--- Exercise prompt ---
Copy the data below exactly, omitting any picture it contains.

Recorded data:
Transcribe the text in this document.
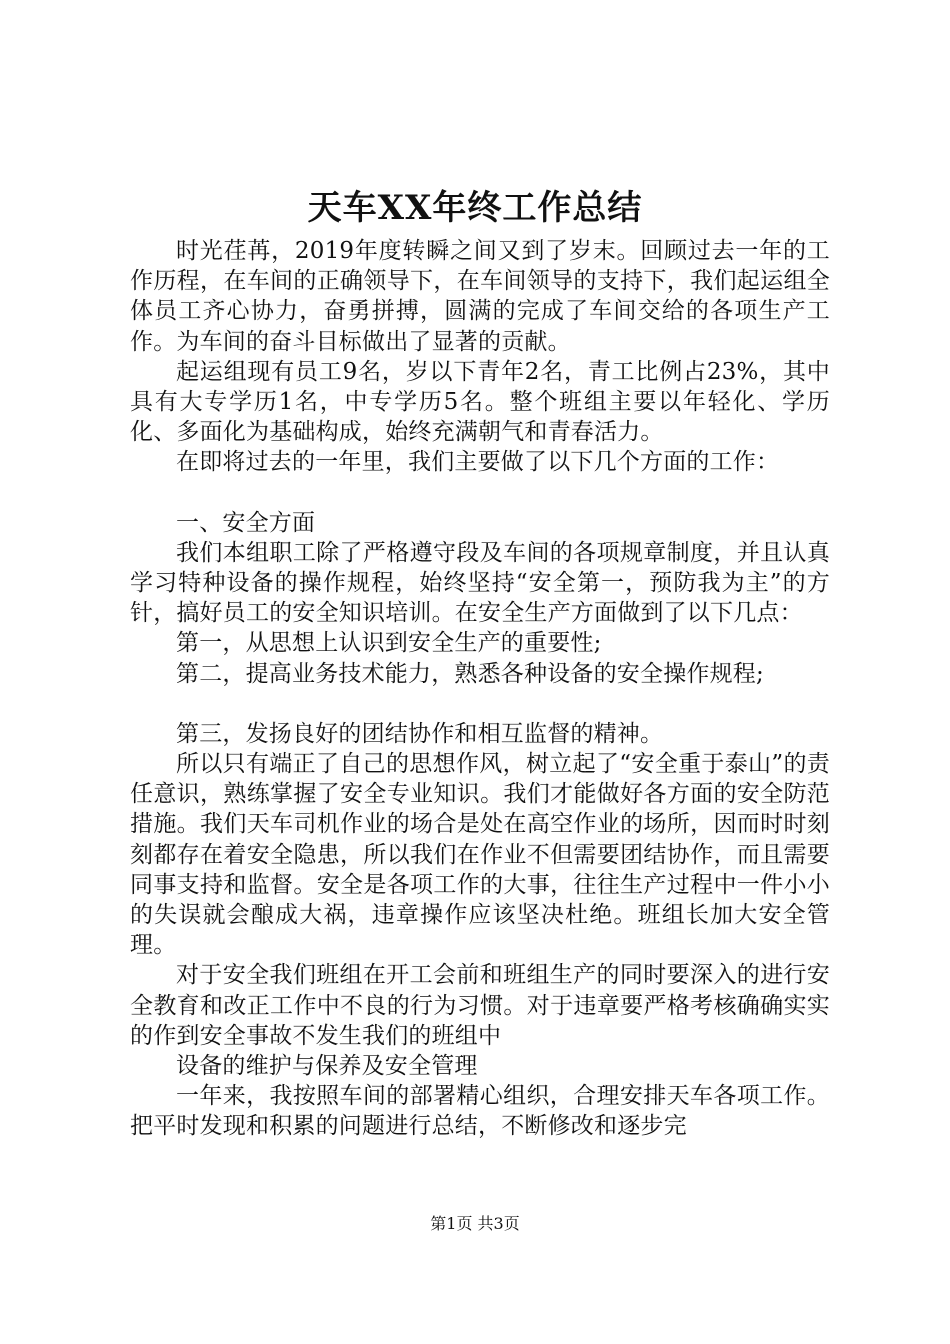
天车XX年终工作总结

时光荏苒，2019年度转瞬之间又到了岁末。回顾过去一年的工作历程，在车间的正确领导下，在车间领导的支持下，我们起运组全体员工齐心协力，奋勇拼搏，圆满的完成了车间交给的各项生产工作。为车间的奋斗目标做出了显著的贡献。

起运组现有员工9名，岁以下青年2名，青工比例占23%，其中具有大专学历1名，中专学历5名。整个班组主要以年轻化、学历化、多面化为基础构成，始终充满朝气和青春活力。

在即将过去的一年里，我们主要做了以下几个方面的工作：

一、安全方面

我们本组职工除了严格遵守段及车间的各项规章制度，并且认真学习特种设备的操作规程，始终坚持“安全第一，预防我为主”的方针，搞好员工的安全知识培训。在安全生产方面做到了以下几点：

第一，从思想上认识到安全生产的重要性;

第二，提高业务技术能力，熟悉各种设备的安全操作规程;

第三，发扬良好的团结协作和相互监督的精神。

所以只有端正了自己的思想作风，树立起了“安全重于泰山”的责任意识，熟练掌握了安全专业知识。我们才能做好各方面的安全防范措施。我们天车司机作业的场合是处在高空作业的场所，因而时时刻刻都存在着安全隐患，所以我们在作业不但需要团结协作，而且需要同事支持和监督。安全是各项工作的大事，往往生产过程中一件小小的失误就会酿成大祸，违章操作应该坚决杜绝。班组长加大安全管理。

对于安全我们班组在开工会前和班组生产的同时要深入的进行安全教育和改正工作中不良的行为习惯。对于违章要严格考核确确实实的作到安全事故不发生我们的班组中

设备的维护与保养及安全管理

一年来，我按照车间的部署精心组织，合理安排天车各项工作。把平时发现和积累的问题进行总结，不断修改和逐步完

第1页 共3页
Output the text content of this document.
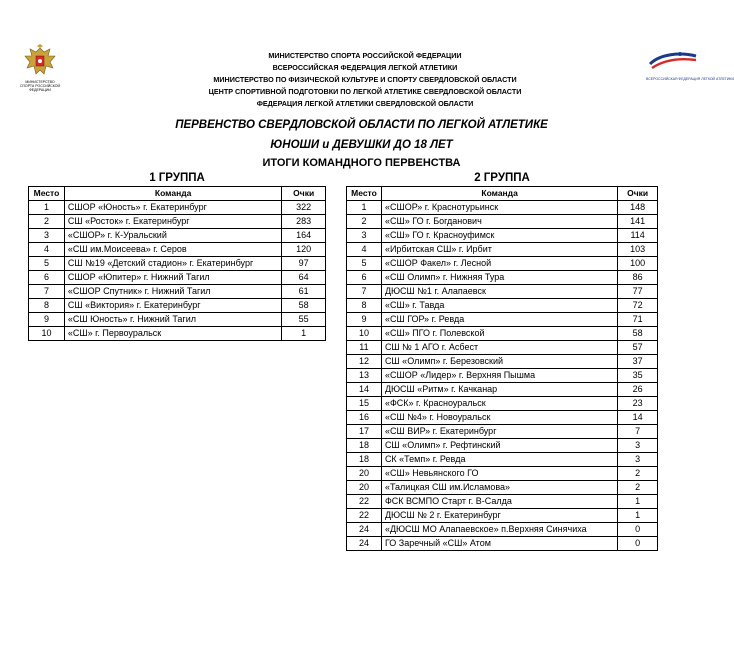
МИНИСТЕРСТВО СПОРТА РОССИЙСКОЙ ФЕДЕРАЦИИ
ВСЕРОССИЙСКАЯ ФЕДЕРАЦИЯ ЛЕГКОЙ АТЛЕТИКИ
МИНИСТЕРСТВО СПОРТА РОССИЙСКОЙ ФЕДЕРАЦИИ
ВСЕРОССИЙСКАЯ ФЕДЕРАЦИЯ ЛЕГКОЙ АТЛЕТИКИ
МИНИСТЕРСТВО ПО ФИЗИЧЕСКОЙ КУЛЬТУРЕ И СПОРТУ СВЕРДЛОВСКОЙ ОБЛАСТИ
ЦЕНТР СПОРТИВНОЙ ПОДГОТОВКИ ПО ЛЕГКОЙ АТЛЕТИКЕ СВЕРДЛОВСКОЙ ОБЛАСТИ
ФЕДЕРАЦИЯ ЛЕГКОЙ АТЛЕТИКИ СВЕРДЛОВСКОЙ ОБЛАСТИ
ПЕРВЕНСТВО СВЕРДЛОВСКОЙ ОБЛАСТИ ПО ЛЕГКОЙ АТЛЕТИКЕ
ЮНОШИ и ДЕВУШКИ ДО 18 ЛЕТ
ИТОГИ КОМАНДНОГО ПЕРВЕНСТВА
1 ГРУППА	2 ГРУППА
Место	Команда	Очки
1	СШОР «Юность» г. Екатеринбург	322
2	СШ «Росток» г. Екатеринбург	283
3	«СШОР» г. К-Уральский	164
4	«СШ им.Моисеева» г. Серов	120
5	СШ №19 «Детский стадион» г. Екатеринбург	97
6	СШОР «Юпитер» г. Нижний Тагил	64
7	«СШОР Спутник» г. Нижний Тагил	61
8	СШ «Виктория» г. Екатеринбург	58
9	«СШ Юность» г. Нижний Тагил	55
10	«СШ» г. Первоуральск	1
Место	Команда	Очки
1	«СШОР» г. Краснотурьинск	148
2	«СШ» ГО г. Богданович	141
3	«СШ» ГО г. Красноуфимск	114
4	«Ирбитская СШ» г. Ирбит	103
5	«СШОР Факел» г. Лесной	100
6	«СШ Олимп» г. Нижняя Тура	86
7	ДЮСШ №1 г. Алапаевск	77
8	«СШ» г. Тавда	72
9	«СШ ГОР» г. Ревда	71
10	«СШ» ПГО г. Полевской	58
11	СШ № 1 АГО г. Асбест	57
12	СШ «Олимп» г. Березовский	37
13	«СШОР «Лидер» г. Верхняя Пышма	35
14	ДЮСШ «Ритм» г. Качканар	26
15	«ФСК» г. Красноуральск	23
16	«СШ №4» г. Новоуральск	14
17	«СШ ВИР» г. Екатеринбург	7
18	СШ «Олимп» г. Рефтинский	3
18	СК «Темп» г. Ревда	3
20	«СШ» Невьянского ГО	2
20	«Талицкая СШ им.Исламова»	2
22	ФСК ВСМПО Старт г. В-Салда	1
22	ДЮСШ № 2 г. Екатеринбург	1
24	«ДЮСШ МО Алапаевское» п.Верхняя Синячиха	0
24	ГО Заречный «СШ» Атом	0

--- Exercise output ---
Transcribe the text in this document.
天车XX年终工作总结

时光荏苒，2019年度转瞬之间又到了岁末。回顾过去一年的工作历程，在车间的正确领导下，在车间领导的支持下，我们起运组全体员工齐心协力，奋勇拼搏，圆满的完成了车间交给的各项生产工作。为车间的奋斗目标做出了显著的贡献。

起运组现有员工9名，岁以下青年2名，青工比例占23%，其中具有大专学历1名，中专学历5名。整个班组主要以年轻化、学历化、多面化为基础构成，始终充满朝气和青春活力。

在即将过去的一年里，我们主要做了以下几个方面的工作：

一、安全方面

我们本组职工除了严格遵守段及车间的各项规章制度，并且认真学习特种设备的操作规程，始终坚持“安全第一，预防我为主”的方针，搞好员工的安全知识培训。在安全生产方面做到了以下几点：

第一，从思想上认识到安全生产的重要性;

第二，提高业务技术能力，熟悉各种设备的安全操作规程;

第三，发扬良好的团结协作和相互监督的精神。

所以只有端正了自己的思想作风，树立起了“安全重于泰山”的责任意识，熟练掌握了安全专业知识。我们才能做好各方面的安全防范措施。我们天车司机作业的场合是处在高空作业的场所，因而时时刻刻都存在着安全隐患，所以我们在作业不但需要团结协作，而且需要同事支持和监督。安全是各项工作的大事，往往生产过程中一件小小的失误就会酿成大祸，违章操作应该坚决杜绝。班组长加大安全管理。

对于安全我们班组在开工会前和班组生产的同时要深入的进行安全教育和改正工作中不良的行为习惯。对于违章要严格考核确确实实的作到安全事故不发生我们的班组中

设备的维护与保养及安全管理

一年来，我按照车间的部署精心组织，合理安排天车各项工作。把平时发现和积累的问题进行总结，不断修改和逐步完

第1页 共3页
Output the text content of this document.
МИНИСТЕРСТВО СПОРТА РОССИЙСКОЙ ФЕДЕРАЦИИ
ВСЕРОССИЙСКАЯ ФЕДЕРАЦИЯ ЛЕГКОЙ АТЛЕТИКИ
МИНИСТЕРСТВО СПОРТА РОССИЙСКОЙ ФЕДЕРАЦИИ
ВСЕРОССИЙСКАЯ ФЕДЕРАЦИЯ ЛЕГКОЙ АТЛЕТИКИ
МИНИСТЕРСТВО ПО ФИЗИЧЕСКОЙ КУЛЬТУРЕ И СПОРТУ СВЕРДЛОВСКОЙ ОБЛАСТИ
ЦЕНТР СПОРТИВНОЙ ПОДГОТОВКИ ПО ЛЕГКОЙ АТЛЕТИКЕ СВЕРДЛОВСКОЙ ОБЛАСТИ
ФЕДЕРАЦИЯ ЛЕГКОЙ АТЛЕТИКИ СВЕРДЛОВСКОЙ ОБЛАСТИ
ПЕРВЕНСТВО СВЕРДЛОВСКОЙ ОБЛАСТИ ПО ЛЕГКОЙ АТЛЕТИКЕ
ЮНОШИ и ДЕВУШКИ ДО 18 ЛЕТ
ИТОГИ КОМАНДНОГО ПЕРВЕНСТВА
1 ГРУППА	2 ГРУППА
Место	Команда	Очки
1	СШОР «Юность» г. Екатеринбург	322
2	СШ «Росток» г. Екатеринбург	283
3	«СШОР» г. К-Уральский	164
4	«СШ им.Моисеева» г. Серов	120
5	СШ №19 «Детский стадион» г. Екатеринбург	97
6	СШОР «Юпитер» г. Нижний Тагил	64
7	«СШОР Спутник» г. Нижний Тагил	61
8	СШ «Виктория» г. Екатеринбург	58
9	«СШ Юность» г. Нижний Тагил	55
10	«СШ» г. Первоуральск	1
Место	Команда	Очки
1	«СШОР» г. Краснотурьинск	148
2	«СШ» ГО г. Богданович	141
3	«СШ» ГО г. Красноуфимск	114
4	«Ирбитская СШ» г. Ирбит	103
5	«СШОР Факел» г. Лесной	100
6	«СШ Олимп» г. Нижняя Тура	86
7	ДЮСШ №1 г. Алапаевск	77
8	«СШ» г. Тавда	72
9	«СШ ГОР» г. Ревда	71
10	«СШ» ПГО г. Полевской	58
11	СШ № 1 АГО г. Асбест	57
12	СШ «Олимп» г. Березовский	37
13	«СШОР «Лидер» г. Верхняя Пышма	35
14	ДЮСШ «Ритм» г. Качканар	26
15	«ФСК» г. Красноуральск	23
16	«СШ №4» г. Новоуральск	14
17	«СШ ВИР» г. Екатеринбург	7
18	СШ «Олимп» г. Рефтинский	3
18	СК «Темп» г. Ревда	3
20	«СШ» Невьянского ГО	2
20	«Талицкая СШ им.Исламова»	2
22	ФСК ВСМПО Старт г. В-Салда	1
22	ДЮСШ № 2 г. Екатеринбург	1
24	«ДЮСШ МО Алапаевское» п.Верхняя Синячиха	0
24	ГО Заречный «СШ» Атом	0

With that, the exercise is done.